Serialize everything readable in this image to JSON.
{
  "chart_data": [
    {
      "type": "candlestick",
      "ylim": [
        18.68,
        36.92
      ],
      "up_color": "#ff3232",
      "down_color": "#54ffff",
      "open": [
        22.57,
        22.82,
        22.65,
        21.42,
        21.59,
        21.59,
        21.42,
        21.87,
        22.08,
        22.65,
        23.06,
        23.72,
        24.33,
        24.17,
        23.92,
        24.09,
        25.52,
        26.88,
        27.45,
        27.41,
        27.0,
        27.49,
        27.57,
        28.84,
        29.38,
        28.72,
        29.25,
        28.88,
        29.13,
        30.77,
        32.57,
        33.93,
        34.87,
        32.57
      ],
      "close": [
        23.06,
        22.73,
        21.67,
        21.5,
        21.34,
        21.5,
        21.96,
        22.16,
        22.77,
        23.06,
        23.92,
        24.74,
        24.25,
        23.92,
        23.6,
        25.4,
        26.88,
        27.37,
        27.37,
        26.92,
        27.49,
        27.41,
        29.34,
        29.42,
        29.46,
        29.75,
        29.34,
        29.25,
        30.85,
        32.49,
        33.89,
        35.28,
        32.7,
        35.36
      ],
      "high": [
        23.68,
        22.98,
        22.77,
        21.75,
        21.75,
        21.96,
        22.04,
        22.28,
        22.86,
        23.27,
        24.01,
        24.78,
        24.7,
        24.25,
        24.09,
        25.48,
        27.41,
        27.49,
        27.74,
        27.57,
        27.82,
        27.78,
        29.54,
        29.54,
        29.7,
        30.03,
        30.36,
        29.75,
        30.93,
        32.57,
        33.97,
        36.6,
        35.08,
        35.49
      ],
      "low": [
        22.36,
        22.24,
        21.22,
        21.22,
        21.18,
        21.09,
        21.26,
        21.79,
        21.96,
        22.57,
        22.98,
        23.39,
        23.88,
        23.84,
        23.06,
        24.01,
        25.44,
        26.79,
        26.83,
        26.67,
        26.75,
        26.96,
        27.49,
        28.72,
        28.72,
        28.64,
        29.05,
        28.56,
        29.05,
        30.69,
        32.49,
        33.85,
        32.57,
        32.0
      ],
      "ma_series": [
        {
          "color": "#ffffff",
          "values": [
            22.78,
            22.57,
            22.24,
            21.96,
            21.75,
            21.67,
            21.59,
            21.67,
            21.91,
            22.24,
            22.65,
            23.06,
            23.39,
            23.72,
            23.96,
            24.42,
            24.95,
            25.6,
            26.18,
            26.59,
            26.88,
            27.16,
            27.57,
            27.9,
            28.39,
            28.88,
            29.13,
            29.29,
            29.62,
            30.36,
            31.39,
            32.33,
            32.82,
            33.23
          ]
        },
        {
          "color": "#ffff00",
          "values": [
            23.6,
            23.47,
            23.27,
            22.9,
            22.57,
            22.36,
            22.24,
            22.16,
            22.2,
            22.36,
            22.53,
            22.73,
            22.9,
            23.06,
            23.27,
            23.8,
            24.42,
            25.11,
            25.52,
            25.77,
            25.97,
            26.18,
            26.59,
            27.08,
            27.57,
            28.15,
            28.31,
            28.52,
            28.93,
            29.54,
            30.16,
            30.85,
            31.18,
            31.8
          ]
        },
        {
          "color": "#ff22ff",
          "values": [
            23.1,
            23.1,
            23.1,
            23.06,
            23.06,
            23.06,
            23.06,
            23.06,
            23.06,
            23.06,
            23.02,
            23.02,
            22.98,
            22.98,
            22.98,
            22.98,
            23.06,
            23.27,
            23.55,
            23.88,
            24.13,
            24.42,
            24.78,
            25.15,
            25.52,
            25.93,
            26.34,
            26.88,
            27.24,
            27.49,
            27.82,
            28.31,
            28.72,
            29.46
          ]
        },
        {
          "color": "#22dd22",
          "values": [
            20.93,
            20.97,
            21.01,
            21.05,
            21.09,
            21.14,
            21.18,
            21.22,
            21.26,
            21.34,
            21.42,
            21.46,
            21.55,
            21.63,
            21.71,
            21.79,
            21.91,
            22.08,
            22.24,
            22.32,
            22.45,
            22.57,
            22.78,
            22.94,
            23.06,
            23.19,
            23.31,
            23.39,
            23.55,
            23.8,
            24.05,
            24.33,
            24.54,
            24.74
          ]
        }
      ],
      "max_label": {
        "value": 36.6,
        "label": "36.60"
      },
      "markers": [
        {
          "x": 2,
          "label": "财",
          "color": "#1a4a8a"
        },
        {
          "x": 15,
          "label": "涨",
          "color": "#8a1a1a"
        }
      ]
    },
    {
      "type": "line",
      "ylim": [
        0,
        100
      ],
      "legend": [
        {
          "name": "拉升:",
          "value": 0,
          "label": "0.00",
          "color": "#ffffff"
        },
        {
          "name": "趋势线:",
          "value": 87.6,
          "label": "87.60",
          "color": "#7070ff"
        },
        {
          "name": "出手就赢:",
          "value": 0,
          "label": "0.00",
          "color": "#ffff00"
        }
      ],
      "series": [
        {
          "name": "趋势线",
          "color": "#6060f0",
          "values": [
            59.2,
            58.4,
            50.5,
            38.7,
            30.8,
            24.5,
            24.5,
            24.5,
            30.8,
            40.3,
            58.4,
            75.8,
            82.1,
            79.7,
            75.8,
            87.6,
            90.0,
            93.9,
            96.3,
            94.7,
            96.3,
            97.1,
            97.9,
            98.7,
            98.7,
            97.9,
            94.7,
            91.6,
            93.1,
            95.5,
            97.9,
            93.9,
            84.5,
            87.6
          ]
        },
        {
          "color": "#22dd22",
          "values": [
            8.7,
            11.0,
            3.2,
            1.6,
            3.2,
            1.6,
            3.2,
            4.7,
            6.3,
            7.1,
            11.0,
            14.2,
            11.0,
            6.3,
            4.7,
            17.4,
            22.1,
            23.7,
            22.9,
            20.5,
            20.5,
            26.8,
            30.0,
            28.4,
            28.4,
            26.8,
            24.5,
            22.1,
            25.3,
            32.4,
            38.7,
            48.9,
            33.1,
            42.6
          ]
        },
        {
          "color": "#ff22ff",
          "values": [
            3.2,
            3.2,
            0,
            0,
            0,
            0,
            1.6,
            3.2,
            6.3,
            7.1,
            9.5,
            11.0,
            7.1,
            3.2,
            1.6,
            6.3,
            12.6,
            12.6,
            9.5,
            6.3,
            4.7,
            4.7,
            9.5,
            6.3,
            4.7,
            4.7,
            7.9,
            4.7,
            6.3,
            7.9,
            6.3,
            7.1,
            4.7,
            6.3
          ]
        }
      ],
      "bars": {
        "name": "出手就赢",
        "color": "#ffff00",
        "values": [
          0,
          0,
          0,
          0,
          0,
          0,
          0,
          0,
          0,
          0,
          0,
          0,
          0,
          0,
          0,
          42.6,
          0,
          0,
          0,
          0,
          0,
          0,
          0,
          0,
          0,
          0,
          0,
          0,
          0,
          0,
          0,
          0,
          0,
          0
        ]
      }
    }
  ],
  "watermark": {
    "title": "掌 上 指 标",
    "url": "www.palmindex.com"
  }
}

**EXERCISE OBJECTIVE:** Write every record out again, unaltered.

**SOLUTION:**
Serialize everything readable in this image to JSON.
{
  "chart_data": [
    {
      "type": "candlestick",
      "ylim": [
        18.68,
        36.92
      ],
      "up_color": "#ff3232",
      "down_color": "#54ffff",
      "open": [
        22.57,
        22.82,
        22.65,
        21.42,
        21.59,
        21.59,
        21.42,
        21.87,
        22.08,
        22.65,
        23.06,
        23.72,
        24.33,
        24.17,
        23.92,
        24.09,
        25.52,
        26.88,
        27.45,
        27.41,
        27.0,
        27.49,
        27.57,
        28.84,
        29.38,
        28.72,
        29.25,
        28.88,
        29.13,
        30.77,
        32.57,
        33.93,
        34.87,
        32.57
      ],
      "close": [
        23.06,
        22.73,
        21.67,
        21.5,
        21.34,
        21.5,
        21.96,
        22.16,
        22.77,
        23.06,
        23.92,
        24.74,
        24.25,
        23.92,
        23.6,
        25.4,
        26.88,
        27.37,
        27.37,
        26.92,
        27.49,
        27.41,
        29.34,
        29.42,
        29.46,
        29.75,
        29.34,
        29.25,
        30.85,
        32.49,
        33.89,
        35.28,
        32.7,
        35.36
      ],
      "high": [
        23.68,
        22.98,
        22.77,
        21.75,
        21.75,
        21.96,
        22.04,
        22.28,
        22.86,
        23.27,
        24.01,
        24.78,
        24.7,
        24.25,
        24.09,
        25.48,
        27.41,
        27.49,
        27.74,
        27.57,
        27.82,
        27.78,
        29.54,
        29.54,
        29.7,
        30.03,
        30.36,
        29.75,
        30.93,
        32.57,
        33.97,
        36.6,
        35.08,
        35.49
      ],
      "low": [
        22.36,
        22.24,
        21.22,
        21.22,
        21.18,
        21.09,
        21.26,
        21.79,
        21.96,
        22.57,
        22.98,
        23.39,
        23.88,
        23.84,
        23.06,
        24.01,
        25.44,
        26.79,
        26.83,
        26.67,
        26.75,
        26.96,
        27.49,
        28.72,
        28.72,
        28.64,
        29.05,
        28.56,
        29.05,
        30.69,
        32.49,
        33.85,
        32.57,
        32.0
      ],
      "ma_series": [
        {
          "color": "#ffffff",
          "values": [
            22.78,
            22.57,
            22.24,
            21.96,
            21.75,
            21.67,
            21.59,
            21.67,
            21.91,
            22.24,
            22.65,
            23.06,
            23.39,
            23.72,
            23.96,
            24.42,
            24.95,
            25.6,
            26.18,
            26.59,
            26.88,
            27.16,
            27.57,
            27.9,
            28.39,
            28.88,
            29.13,
            29.29,
            29.62,
            30.36,
            31.39,
            32.33,
            32.82,
            33.23
          ]
        },
        {
          "color": "#ffff00",
          "values": [
            23.6,
            23.47,
            23.27,
            22.9,
            22.57,
            22.36,
            22.24,
            22.16,
            22.2,
            22.36,
            22.53,
            22.73,
            22.9,
            23.06,
            23.27,
            23.8,
            24.42,
            25.11,
            25.52,
            25.77,
            25.97,
            26.18,
            26.59,
            27.08,
            27.57,
            28.15,
            28.31,
            28.52,
            28.93,
            29.54,
            30.16,
            30.85,
            31.18,
            31.8
          ]
        },
        {
          "color": "#ff22ff",
          "values": [
            23.1,
            23.1,
            23.1,
            23.06,
            23.06,
            23.06,
            23.06,
            23.06,
            23.06,
            23.06,
            23.02,
            23.02,
            22.98,
            22.98,
            22.98,
            22.98,
            23.06,
            23.27,
            23.55,
            23.88,
            24.13,
            24.42,
            24.78,
            25.15,
            25.52,
            25.93,
            26.34,
            26.88,
            27.24,
            27.49,
            27.82,
            28.31,
            28.72,
            29.46
          ]
        },
        {
          "color": "#22dd22",
          "values": [
            20.93,
            20.97,
            21.01,
            21.05,
            21.09,
            21.14,
            21.18,
            21.22,
            21.26,
            21.34,
            21.42,
            21.46,
            21.55,
            21.63,
            21.71,
            21.79,
            21.91,
            22.08,
            22.24,
            22.32,
            22.45,
            22.57,
            22.78,
            22.94,
            23.06,
            23.19,
            23.31,
            23.39,
            23.55,
            23.8,
            24.05,
            24.33,
            24.54,
            24.74
          ]
        }
      ],
      "max_label": {
        "value": 36.6,
        "label": "36.60"
      },
      "markers": [
        {
          "x": 2,
          "label": "财",
          "color": "#1a4a8a"
        },
        {
          "x": 15,
          "label": "涨",
          "color": "#8a1a1a"
        }
      ]
    },
    {
      "type": "line",
      "ylim": [
        0,
        100
      ],
      "legend": [
        {
          "name": "拉升:",
          "value": 0,
          "label": "0.00",
          "color": "#ffffff"
        },
        {
          "name": "趋势线:",
          "value": 87.6,
          "label": "87.60",
          "color": "#7070ff"
        },
        {
          "name": "出手就赢:",
          "value": 0,
          "label": "0.00",
          "color": "#ffff00"
        }
      ],
      "series": [
        {
          "name": "趋势线",
          "color": "#6060f0",
          "values": [
            59.2,
            58.4,
            50.5,
            38.7,
            30.8,
            24.5,
            24.5,
            24.5,
            30.8,
            40.3,
            58.4,
            75.8,
            82.1,
            79.7,
            75.8,
            87.6,
            90.0,
            93.9,
            96.3,
            94.7,
            96.3,
            97.1,
            97.9,
            98.7,
            98.7,
            97.9,
            94.7,
            91.6,
            93.1,
            95.5,
            97.9,
            93.9,
            84.5,
            87.6
          ]
        },
        {
          "color": "#22dd22",
          "values": [
            8.7,
            11.0,
            3.2,
            1.6,
            3.2,
            1.6,
            3.2,
            4.7,
            6.3,
            7.1,
            11.0,
            14.2,
            11.0,
            6.3,
            4.7,
            17.4,
            22.1,
            23.7,
            22.9,
            20.5,
            20.5,
            26.8,
            30.0,
            28.4,
            28.4,
            26.8,
            24.5,
            22.1,
            25.3,
            32.4,
            38.7,
            48.9,
            33.1,
            42.6
          ]
        },
        {
          "color": "#ff22ff",
          "values": [
            3.2,
            3.2,
            0,
            0,
            0,
            0,
            1.6,
            3.2,
            6.3,
            7.1,
            9.5,
            11.0,
            7.1,
            3.2,
            1.6,
            6.3,
            12.6,
            12.6,
            9.5,
            6.3,
            4.7,
            4.7,
            9.5,
            6.3,
            4.7,
            4.7,
            7.9,
            4.7,
            6.3,
            7.9,
            6.3,
            7.1,
            4.7,
            6.3
          ]
        }
      ],
      "bars": {
        "name": "出手就赢",
        "color": "#ffff00",
        "values": [
          0,
          0,
          0,
          0,
          0,
          0,
          0,
          0,
          0,
          0,
          0,
          0,
          0,
          0,
          0,
          42.6,
          0,
          0,
          0,
          0,
          0,
          0,
          0,
          0,
          0,
          0,
          0,
          0,
          0,
          0,
          0,
          0,
          0,
          0
        ]
      }
    }
  ],
  "watermark": {
    "title": "掌 上 指 标",
    "url": "www.palmindex.com"
  }
}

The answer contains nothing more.